- [Available records]:
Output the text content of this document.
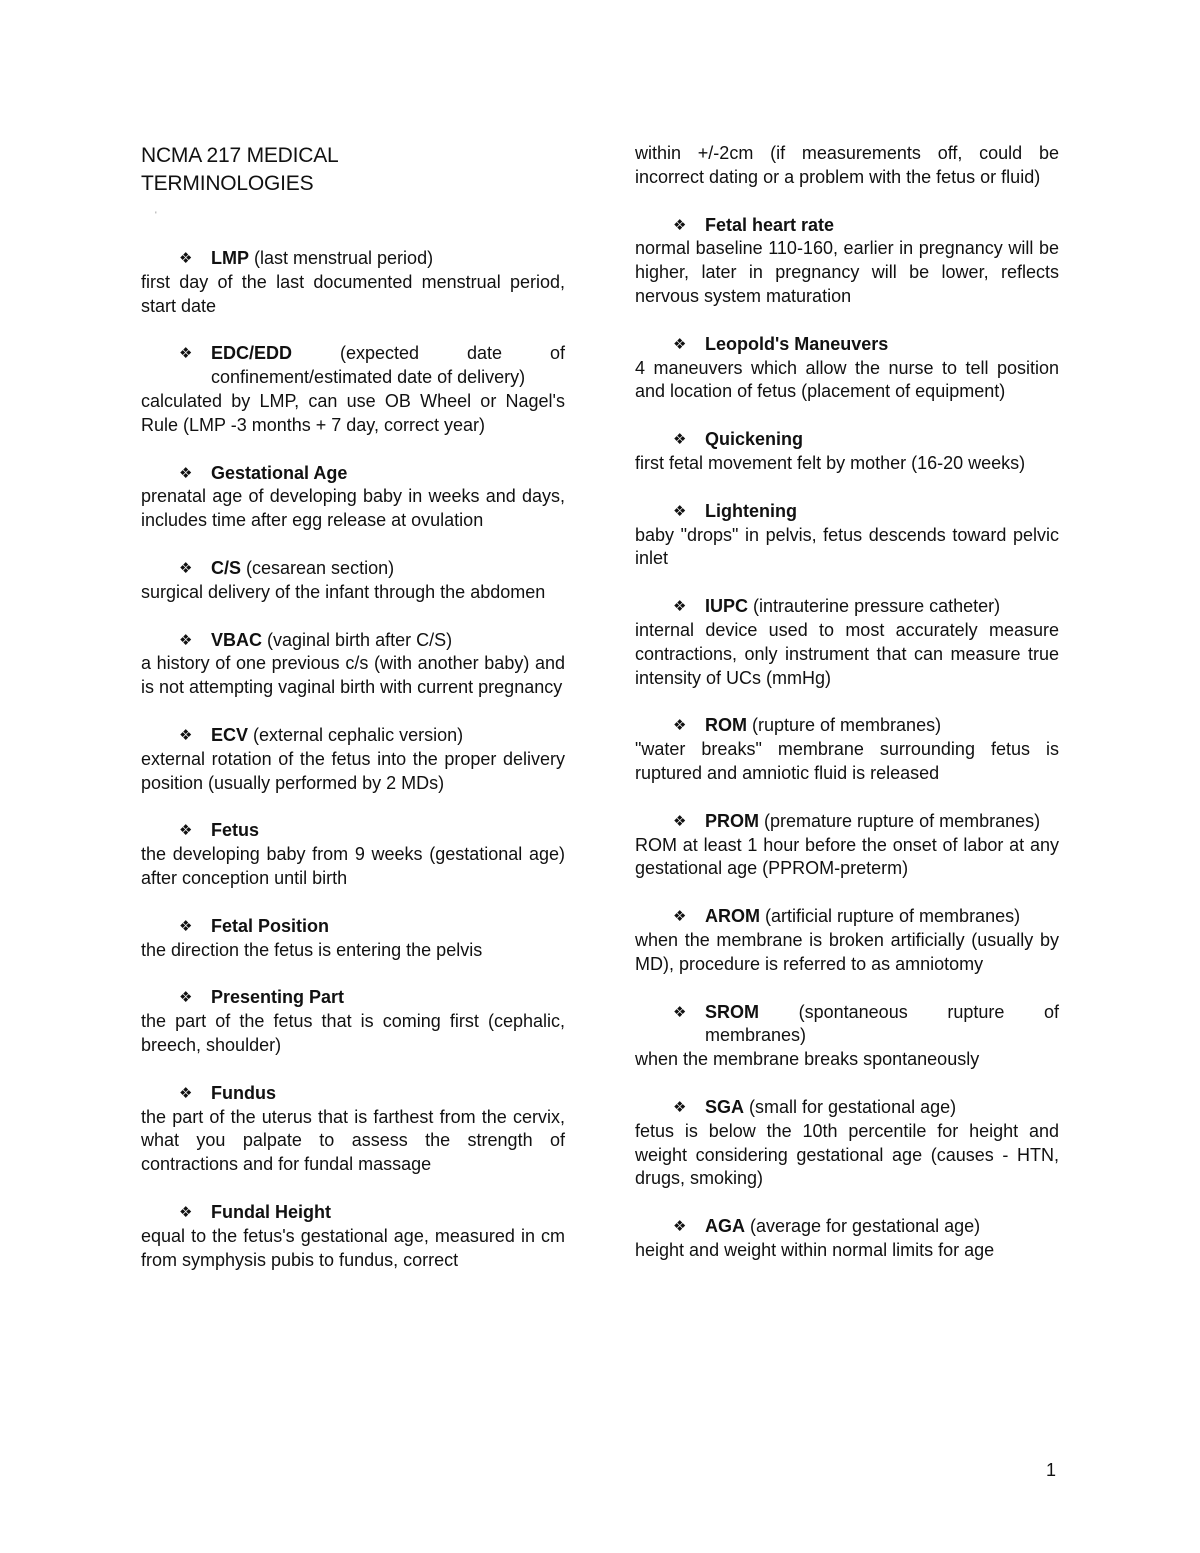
NCMA 217 MEDICAL
TERMINOLOGIES
'
❖	LMP (last menstrual period)
first day of the last documented menstrual period, start date
❖	EDC/EDD (expected date of confinement/estimated date of delivery)
calculated by LMP, can use OB Wheel or Nagel's Rule (LMP -3 months + 7 day, correct year)
❖	Gestational Age
prenatal age of developing baby in weeks and days, includes time after egg release at ovulation
❖	C/S (cesarean section)
surgical delivery of the infant through the abdomen
❖	VBAC (vaginal birth after C/S)
a history of one previous c/s (with another baby) and is not attempting vaginal birth with current pregnancy
❖	ECV (external cephalic version)
external rotation of the fetus into the proper delivery position (usually performed by 2 MDs)
❖	Fetus
the developing baby from 9 weeks (gestational age) after conception until birth
❖	Fetal Position
the direction the fetus is entering the pelvis
❖	Presenting Part
the part of the fetus that is coming first (cephalic, breech, shoulder)
❖	Fundus
the part of the uterus that is farthest from the cervix, what you palpate to assess the strength of contractions and for fundal massage
❖	Fundal Height
equal to the fetus's gestational age, measured in cm from symphysis pubis to fundus, correct
within +/-2cm (if measurements off, could be incorrect dating or a problem with the fetus or fluid)
❖	Fetal heart rate
normal baseline 110-160, earlier in pregnancy will be higher, later in pregnancy will be lower, reflects nervous system maturation
❖	Leopold's Maneuvers
4 maneuvers which allow the nurse to tell position and location of fetus (placement of equipment)
❖	Quickening
first fetal movement felt by mother (16-20 weeks)
❖	Lightening
baby "drops" in pelvis, fetus descends toward pelvic inlet
❖	IUPC (intrauterine pressure catheter)
internal device used to most accurately measure contractions, only instrument that can measure true intensity of UCs (mmHg)
❖	ROM (rupture of membranes)
"water breaks" membrane surrounding fetus is ruptured and amniotic fluid is released
❖	PROM (premature rupture of membranes)
ROM at least 1 hour before the onset of labor at any gestational age (PPROM-preterm)
❖	AROM (artificial rupture of membranes)
when the membrane is broken artificially (usually by MD), procedure is referred to as amniotomy
❖	SROM (spontaneous rupture of membranes)
when the membrane breaks spontaneously
❖	SGA (small for gestational age)
fetus is below the 10th percentile for height and weight considering gestational age (causes - HTN, drugs, smoking)
❖	AGA (average for gestational age)
height and weight within normal limits for age
1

- [Directions]:
Scan the listing above and identify each line holding the string "when"; copy every such line.

- [Output of the exercise]:
when the membrane is broken artificially (usually by MD), procedure is referred to as amniotomy
when the membrane breaks spontaneously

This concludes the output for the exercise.